Short problem »
Copy, from the entries below, each line where the word "series" can be found.

-- Start --

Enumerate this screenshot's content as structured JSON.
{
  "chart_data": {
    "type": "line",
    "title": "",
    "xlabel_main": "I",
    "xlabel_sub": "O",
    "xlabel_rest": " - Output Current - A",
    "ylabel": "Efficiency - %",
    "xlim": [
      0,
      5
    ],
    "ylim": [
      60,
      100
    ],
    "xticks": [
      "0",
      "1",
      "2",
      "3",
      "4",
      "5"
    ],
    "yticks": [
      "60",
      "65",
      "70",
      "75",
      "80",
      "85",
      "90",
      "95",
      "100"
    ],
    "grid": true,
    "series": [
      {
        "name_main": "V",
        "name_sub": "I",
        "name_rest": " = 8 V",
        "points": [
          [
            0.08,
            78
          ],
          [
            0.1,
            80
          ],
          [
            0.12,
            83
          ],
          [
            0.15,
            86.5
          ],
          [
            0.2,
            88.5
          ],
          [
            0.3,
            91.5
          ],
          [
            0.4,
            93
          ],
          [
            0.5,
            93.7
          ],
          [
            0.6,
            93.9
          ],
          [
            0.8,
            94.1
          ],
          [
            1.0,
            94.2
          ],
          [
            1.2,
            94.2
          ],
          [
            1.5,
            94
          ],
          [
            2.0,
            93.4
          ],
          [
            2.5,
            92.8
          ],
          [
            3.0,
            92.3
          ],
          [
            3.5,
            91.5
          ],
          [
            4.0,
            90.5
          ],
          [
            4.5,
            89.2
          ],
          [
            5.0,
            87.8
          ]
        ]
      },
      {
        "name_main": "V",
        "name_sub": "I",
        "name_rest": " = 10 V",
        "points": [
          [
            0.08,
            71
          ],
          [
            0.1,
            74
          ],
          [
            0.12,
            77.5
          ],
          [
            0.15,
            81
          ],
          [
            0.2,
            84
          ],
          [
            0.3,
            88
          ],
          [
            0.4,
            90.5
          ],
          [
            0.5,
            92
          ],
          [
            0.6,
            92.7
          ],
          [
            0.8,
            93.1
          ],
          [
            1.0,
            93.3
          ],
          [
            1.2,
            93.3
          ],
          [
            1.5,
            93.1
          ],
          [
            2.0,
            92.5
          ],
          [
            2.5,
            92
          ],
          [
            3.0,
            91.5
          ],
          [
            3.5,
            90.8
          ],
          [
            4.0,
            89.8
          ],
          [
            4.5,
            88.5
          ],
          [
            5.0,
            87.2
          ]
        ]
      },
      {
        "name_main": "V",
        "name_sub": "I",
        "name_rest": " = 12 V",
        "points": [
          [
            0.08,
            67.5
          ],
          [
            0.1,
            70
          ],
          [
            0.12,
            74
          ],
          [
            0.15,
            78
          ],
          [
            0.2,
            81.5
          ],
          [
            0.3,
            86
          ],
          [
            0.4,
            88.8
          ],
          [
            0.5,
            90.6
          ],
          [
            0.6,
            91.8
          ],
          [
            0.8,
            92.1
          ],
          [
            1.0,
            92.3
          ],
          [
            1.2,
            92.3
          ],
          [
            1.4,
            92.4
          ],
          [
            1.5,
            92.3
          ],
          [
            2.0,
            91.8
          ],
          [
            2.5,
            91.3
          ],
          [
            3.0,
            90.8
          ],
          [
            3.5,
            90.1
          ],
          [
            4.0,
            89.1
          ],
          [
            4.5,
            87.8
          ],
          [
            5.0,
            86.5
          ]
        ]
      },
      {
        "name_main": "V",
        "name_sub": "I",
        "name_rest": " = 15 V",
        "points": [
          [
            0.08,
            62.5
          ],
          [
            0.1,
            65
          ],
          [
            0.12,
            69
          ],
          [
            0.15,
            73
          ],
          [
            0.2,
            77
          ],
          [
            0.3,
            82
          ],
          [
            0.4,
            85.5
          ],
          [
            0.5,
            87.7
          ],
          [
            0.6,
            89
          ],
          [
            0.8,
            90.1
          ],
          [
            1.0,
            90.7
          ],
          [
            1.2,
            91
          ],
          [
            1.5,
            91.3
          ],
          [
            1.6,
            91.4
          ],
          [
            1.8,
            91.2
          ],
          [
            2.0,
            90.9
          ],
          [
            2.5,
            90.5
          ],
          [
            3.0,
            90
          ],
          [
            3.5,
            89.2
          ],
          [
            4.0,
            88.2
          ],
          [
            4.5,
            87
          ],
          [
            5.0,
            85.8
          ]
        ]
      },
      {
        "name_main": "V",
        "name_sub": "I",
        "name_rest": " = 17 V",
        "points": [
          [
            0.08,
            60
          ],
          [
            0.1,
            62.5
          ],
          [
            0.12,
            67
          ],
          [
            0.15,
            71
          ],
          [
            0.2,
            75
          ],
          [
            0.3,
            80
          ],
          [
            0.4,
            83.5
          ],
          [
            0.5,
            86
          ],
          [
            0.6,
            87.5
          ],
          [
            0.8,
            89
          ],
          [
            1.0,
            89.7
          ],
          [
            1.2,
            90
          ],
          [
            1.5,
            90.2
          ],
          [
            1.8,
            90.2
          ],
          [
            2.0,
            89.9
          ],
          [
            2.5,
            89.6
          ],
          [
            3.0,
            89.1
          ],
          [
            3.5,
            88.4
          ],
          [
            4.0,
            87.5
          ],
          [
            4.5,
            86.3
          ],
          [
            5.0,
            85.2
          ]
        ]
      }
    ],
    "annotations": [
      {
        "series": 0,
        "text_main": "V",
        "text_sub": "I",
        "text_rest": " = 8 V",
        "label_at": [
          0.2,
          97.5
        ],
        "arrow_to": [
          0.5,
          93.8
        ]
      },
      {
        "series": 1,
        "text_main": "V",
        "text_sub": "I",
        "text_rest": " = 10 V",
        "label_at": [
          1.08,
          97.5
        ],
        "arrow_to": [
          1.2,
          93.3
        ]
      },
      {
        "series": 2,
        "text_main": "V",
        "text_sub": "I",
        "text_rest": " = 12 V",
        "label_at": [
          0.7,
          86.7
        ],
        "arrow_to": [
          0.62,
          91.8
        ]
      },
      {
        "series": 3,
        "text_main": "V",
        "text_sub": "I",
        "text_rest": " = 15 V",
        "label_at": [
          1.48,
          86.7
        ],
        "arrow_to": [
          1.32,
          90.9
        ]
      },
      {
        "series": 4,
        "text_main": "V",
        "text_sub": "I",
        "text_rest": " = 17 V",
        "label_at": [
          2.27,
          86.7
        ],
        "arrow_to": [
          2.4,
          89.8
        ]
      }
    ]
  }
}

-- End --

Solution for this task »
    "series": [
        "series": 0,
        "series": 1,
        "series": 2,
        "series": 3,
        "series": 4,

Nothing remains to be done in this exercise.